MATERIAL SHOWN:

- - -

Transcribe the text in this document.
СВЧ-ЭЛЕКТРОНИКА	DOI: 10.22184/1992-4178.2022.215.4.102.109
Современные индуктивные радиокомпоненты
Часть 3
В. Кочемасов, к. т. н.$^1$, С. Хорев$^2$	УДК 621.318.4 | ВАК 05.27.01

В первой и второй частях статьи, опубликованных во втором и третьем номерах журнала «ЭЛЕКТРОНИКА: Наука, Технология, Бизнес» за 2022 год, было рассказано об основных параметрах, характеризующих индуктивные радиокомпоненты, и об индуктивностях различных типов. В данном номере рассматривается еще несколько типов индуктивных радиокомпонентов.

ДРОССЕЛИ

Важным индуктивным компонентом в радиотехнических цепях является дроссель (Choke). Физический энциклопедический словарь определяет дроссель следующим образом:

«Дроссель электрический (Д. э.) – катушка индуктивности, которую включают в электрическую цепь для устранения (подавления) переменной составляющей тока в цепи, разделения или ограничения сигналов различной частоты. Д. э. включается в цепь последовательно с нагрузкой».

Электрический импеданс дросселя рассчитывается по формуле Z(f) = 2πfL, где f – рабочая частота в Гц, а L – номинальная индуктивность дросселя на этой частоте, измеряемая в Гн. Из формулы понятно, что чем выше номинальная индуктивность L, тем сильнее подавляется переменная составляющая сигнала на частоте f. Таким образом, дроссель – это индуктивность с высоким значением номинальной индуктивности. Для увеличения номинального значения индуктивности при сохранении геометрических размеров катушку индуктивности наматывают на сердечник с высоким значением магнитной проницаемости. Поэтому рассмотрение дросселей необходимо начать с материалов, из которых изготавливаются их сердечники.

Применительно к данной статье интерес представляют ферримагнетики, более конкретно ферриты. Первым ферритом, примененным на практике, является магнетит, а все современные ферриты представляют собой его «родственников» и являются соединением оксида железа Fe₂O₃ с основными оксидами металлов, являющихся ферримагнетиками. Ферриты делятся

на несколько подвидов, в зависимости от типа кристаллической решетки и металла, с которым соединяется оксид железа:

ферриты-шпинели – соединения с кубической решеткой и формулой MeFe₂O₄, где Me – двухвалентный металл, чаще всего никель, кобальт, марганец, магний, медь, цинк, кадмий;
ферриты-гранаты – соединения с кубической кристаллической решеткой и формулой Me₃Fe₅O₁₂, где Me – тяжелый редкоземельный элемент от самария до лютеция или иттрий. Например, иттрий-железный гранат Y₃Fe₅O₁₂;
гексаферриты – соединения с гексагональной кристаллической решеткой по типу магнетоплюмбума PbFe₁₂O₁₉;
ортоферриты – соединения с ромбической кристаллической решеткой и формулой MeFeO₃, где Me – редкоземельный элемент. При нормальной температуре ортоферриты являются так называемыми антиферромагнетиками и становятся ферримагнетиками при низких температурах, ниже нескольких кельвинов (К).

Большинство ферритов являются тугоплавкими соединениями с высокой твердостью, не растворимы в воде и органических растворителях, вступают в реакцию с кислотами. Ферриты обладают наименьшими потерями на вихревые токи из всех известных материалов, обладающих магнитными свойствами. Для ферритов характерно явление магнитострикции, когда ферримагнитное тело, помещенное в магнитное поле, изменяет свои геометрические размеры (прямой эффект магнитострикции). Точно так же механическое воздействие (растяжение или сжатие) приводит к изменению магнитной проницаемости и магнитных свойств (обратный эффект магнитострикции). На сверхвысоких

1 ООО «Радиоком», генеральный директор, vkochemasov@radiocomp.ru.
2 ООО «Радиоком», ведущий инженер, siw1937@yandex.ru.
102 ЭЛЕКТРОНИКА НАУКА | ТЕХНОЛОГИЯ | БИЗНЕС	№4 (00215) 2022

- - -

WHAT IS NEEDED:
Retype the records above exactly.

SOLUTION TO THIS PROBLEM:
Transcribe the text in this document.
СВЧ-ЭЛЕКТРОНИКА	DOI: 10.22184/1992-4178.2022.215.4.102.109
Современные индуктивные радиокомпоненты
Часть 3
В. Кочемасов, к. т. н.$^1$, С. Хорев$^2$	УДК 621.318.4 | ВАК 05.27.01

В первой и второй частях статьи, опубликованных во втором и третьем номерах журнала «ЭЛЕКТРОНИКА: Наука, Технология, Бизнес» за 2022 год, было рассказано об основных параметрах, характеризующих индуктивные радиокомпоненты, и об индуктивностях различных типов. В данном номере рассматривается еще несколько типов индуктивных радиокомпонентов.

ДРОССЕЛИ

Важным индуктивным компонентом в радиотехнических цепях является дроссель (Choke). Физический энциклопедический словарь определяет дроссель следующим образом:

«Дроссель электрический (Д. э.) – катушка индуктивности, которую включают в электрическую цепь для устранения (подавления) переменной составляющей тока в цепи, разделения или ограничения сигналов различной частоты. Д. э. включается в цепь последовательно с нагрузкой».

Электрический импеданс дросселя рассчитывается по формуле Z(f) = 2πfL, где f – рабочая частота в Гц, а L – номинальная индуктивность дросселя на этой частоте, измеряемая в Гн. Из формулы понятно, что чем выше номинальная индуктивность L, тем сильнее подавляется переменная составляющая сигнала на частоте f. Таким образом, дроссель – это индуктивность с высоким значением номинальной индуктивности. Для увеличения номинального значения индуктивности при сохранении геометрических размеров катушку индуктивности наматывают на сердечник с высоким значением магнитной проницаемости. Поэтому рассмотрение дросселей необходимо начать с материалов, из которых изготавливаются их сердечники.

Применительно к данной статье интерес представляют ферримагнетики, более конкретно ферриты. Первым ферритом, примененным на практике, является магнетит, а все современные ферриты представляют собой его «родственников» и являются соединением оксида железа Fe₂O₃ с основными оксидами металлов, являющихся ферримагнетиками. Ферриты делятся

на несколько подвидов, в зависимости от типа кристаллической решетки и металла, с которым соединяется оксид железа:

ферриты-шпинели – соединения с кубической решеткой и формулой MeFe₂O₄, где Me – двухвалентный металл, чаще всего никель, кобальт, марганец, магний, медь, цинк, кадмий;
ферриты-гранаты – соединения с кубической кристаллической решеткой и формулой Me₃Fe₅O₁₂, где Me – тяжелый редкоземельный элемент от самария до лютеция или иттрий. Например, иттрий-железный гранат Y₃Fe₅O₁₂;
гексаферриты – соединения с гексагональной кристаллической решеткой по типу магнетоплюмбума PbFe₁₂O₁₉;
ортоферриты – соединения с ромбической кристаллической решеткой и формулой MeFeO₃, где Me – редкоземельный элемент. При нормальной температуре ортоферриты являются так называемыми антиферромагнетиками и становятся ферримагнетиками при низких температурах, ниже нескольких кельвинов (К).

Большинство ферритов являются тугоплавкими соединениями с высокой твердостью, не растворимы в воде и органических растворителях, вступают в реакцию с кислотами. Ферриты обладают наименьшими потерями на вихревые токи из всех известных материалов, обладающих магнитными свойствами. Для ферритов характерно явление магнитострикции, когда ферримагнитное тело, помещенное в магнитное поле, изменяет свои геометрические размеры (прямой эффект магнитострикции). Точно так же механическое воздействие (растяжение или сжатие) приводит к изменению магнитной проницаемости и магнитных свойств (обратный эффект магнитострикции). На сверхвысоких

1 ООО «Радиоком», генеральный директор, vkochemasov@radiocomp.ru.
2 ООО «Радиоком», ведущий инженер, siw1937@yandex.ru.
102 ЭЛЕКТРОНИКА НАУКА | ТЕХНОЛОГИЯ | БИЗНЕС	№4 (00215) 2022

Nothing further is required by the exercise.